Dataset entries
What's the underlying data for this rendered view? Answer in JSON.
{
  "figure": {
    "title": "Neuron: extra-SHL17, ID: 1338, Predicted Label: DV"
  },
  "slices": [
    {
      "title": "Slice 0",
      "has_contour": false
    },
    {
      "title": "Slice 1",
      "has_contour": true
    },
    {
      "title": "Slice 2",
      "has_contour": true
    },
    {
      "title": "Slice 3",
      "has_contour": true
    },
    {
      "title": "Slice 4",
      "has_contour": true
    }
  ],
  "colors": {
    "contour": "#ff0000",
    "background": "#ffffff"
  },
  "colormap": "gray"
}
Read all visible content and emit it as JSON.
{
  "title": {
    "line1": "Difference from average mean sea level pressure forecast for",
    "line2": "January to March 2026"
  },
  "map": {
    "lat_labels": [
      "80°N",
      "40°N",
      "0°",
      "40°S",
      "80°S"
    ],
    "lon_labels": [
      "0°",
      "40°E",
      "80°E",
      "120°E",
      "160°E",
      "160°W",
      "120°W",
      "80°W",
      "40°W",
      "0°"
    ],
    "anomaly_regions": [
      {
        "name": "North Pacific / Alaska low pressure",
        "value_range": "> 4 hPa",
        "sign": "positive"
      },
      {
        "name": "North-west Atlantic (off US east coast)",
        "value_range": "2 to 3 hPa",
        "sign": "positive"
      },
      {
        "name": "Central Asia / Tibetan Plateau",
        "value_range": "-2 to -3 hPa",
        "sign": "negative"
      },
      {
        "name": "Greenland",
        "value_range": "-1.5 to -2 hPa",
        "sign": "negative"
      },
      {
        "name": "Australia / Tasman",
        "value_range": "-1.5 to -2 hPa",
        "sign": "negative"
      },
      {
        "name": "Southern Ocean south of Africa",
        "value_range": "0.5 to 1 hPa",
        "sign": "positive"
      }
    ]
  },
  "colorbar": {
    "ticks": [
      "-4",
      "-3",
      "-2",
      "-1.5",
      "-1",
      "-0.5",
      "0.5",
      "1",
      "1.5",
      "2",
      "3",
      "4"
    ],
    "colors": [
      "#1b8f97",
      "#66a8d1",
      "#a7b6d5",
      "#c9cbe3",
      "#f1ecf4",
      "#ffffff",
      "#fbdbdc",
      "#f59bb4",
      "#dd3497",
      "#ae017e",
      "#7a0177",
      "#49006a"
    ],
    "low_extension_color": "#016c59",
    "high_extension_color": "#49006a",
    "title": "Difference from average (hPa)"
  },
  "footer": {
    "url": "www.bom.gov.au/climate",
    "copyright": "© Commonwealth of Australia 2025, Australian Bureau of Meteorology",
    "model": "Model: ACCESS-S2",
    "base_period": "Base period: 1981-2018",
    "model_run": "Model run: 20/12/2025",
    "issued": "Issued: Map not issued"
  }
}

#### Objective:
Tally the lines of the listing in which the word "title" occurs, and state the total alone.

#### Solution for this task:
8